What needs to be done: Reproduce every entry exactly.

(Rows from a dataset)
◇ ◇ ◇ ◇
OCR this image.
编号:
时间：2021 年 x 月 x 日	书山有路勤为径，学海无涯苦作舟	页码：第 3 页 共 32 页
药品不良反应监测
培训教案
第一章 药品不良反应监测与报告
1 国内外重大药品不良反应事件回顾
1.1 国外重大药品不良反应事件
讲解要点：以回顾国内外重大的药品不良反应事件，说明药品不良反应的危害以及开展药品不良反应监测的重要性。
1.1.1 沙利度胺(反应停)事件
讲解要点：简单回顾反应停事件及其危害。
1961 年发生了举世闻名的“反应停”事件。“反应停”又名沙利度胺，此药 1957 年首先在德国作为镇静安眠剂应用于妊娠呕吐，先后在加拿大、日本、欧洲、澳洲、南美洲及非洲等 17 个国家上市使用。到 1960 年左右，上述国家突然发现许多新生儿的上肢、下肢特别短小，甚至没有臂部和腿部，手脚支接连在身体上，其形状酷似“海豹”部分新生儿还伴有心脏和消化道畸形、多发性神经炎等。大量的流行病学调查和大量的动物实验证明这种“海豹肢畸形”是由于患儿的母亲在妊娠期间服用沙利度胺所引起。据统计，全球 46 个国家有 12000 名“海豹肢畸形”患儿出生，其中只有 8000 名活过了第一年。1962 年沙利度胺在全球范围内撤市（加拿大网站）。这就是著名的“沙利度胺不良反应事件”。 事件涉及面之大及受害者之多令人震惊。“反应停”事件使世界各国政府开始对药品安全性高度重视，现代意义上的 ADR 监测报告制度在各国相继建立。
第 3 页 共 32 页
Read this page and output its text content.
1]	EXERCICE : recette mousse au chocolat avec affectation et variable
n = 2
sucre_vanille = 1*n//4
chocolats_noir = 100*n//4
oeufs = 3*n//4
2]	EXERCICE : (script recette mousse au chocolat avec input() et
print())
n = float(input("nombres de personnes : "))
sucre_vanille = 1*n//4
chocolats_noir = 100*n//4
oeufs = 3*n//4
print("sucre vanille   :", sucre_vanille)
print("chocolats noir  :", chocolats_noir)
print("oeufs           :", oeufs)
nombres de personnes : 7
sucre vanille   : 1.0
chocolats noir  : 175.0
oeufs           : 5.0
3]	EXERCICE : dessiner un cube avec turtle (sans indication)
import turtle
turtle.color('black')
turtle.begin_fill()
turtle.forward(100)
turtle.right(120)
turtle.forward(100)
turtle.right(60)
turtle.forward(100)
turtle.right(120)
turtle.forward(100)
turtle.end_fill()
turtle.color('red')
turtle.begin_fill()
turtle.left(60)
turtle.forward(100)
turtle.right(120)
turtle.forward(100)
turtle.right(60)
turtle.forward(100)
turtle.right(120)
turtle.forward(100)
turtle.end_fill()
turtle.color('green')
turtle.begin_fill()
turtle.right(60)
◇ ◇ ◇ ◇
Answer to the problem:
OCR this image.
编号:
时间：2021 年 x 月 x 日	书山有路勤为径，学海无涯苦作舟	页码：第 3 页 共 32 页
药品不良反应监测
培训教案
第一章 药品不良反应监测与报告
1 国内外重大药品不良反应事件回顾
1.1 国外重大药品不良反应事件
讲解要点：以回顾国内外重大的药品不良反应事件，说明药品不良反应的危害以及开展药品不良反应监测的重要性。
1.1.1 沙利度胺(反应停)事件
讲解要点：简单回顾反应停事件及其危害。
1961 年发生了举世闻名的“反应停”事件。“反应停”又名沙利度胺，此药 1957 年首先在德国作为镇静安眠剂应用于妊娠呕吐，先后在加拿大、日本、欧洲、澳洲、南美洲及非洲等 17 个国家上市使用。到 1960 年左右，上述国家突然发现许多新生儿的上肢、下肢特别短小，甚至没有臂部和腿部，手脚支接连在身体上，其形状酷似“海豹”部分新生儿还伴有心脏和消化道畸形、多发性神经炎等。大量的流行病学调查和大量的动物实验证明这种“海豹肢畸形”是由于患儿的母亲在妊娠期间服用沙利度胺所引起。据统计，全球 46 个国家有 12000 名“海豹肢畸形”患儿出生，其中只有 8000 名活过了第一年。1962 年沙利度胺在全球范围内撤市（加拿大网站）。这就是著名的“沙利度胺不良反应事件”。 事件涉及面之大及受害者之多令人震惊。“反应停”事件使世界各国政府开始对药品安全性高度重视，现代意义上的 ADR 监测报告制度在各国相继建立。
第 3 页 共 32 页
Read this page and output its text content.
1]	EXERCICE : recette mousse au chocolat avec affectation et variable
n = 2
sucre_vanille = 1*n//4
chocolats_noir = 100*n//4
oeufs = 3*n//4
2]	EXERCICE : (script recette mousse au chocolat avec input() et
print())
n = float(input("nombres de personnes : "))
sucre_vanille = 1*n//4
chocolats_noir = 100*n//4
oeufs = 3*n//4
print("sucre vanille   :", sucre_vanille)
print("chocolats noir  :", chocolats_noir)
print("oeufs           :", oeufs)
nombres de personnes : 7
sucre vanille   : 1.0
chocolats noir  : 175.0
oeufs           : 5.0
3]	EXERCICE : dessiner un cube avec turtle (sans indication)
import turtle
turtle.color('black')
turtle.begin_fill()
turtle.forward(100)
turtle.right(120)
turtle.forward(100)
turtle.right(60)
turtle.forward(100)
turtle.right(120)
turtle.forward(100)
turtle.end_fill()
turtle.color('red')
turtle.begin_fill()
turtle.left(60)
turtle.forward(100)
turtle.right(120)
turtle.forward(100)
turtle.right(60)
turtle.forward(100)
turtle.right(120)
turtle.forward(100)
turtle.end_fill()
turtle.color('green')
turtle.begin_fill()
turtle.right(60)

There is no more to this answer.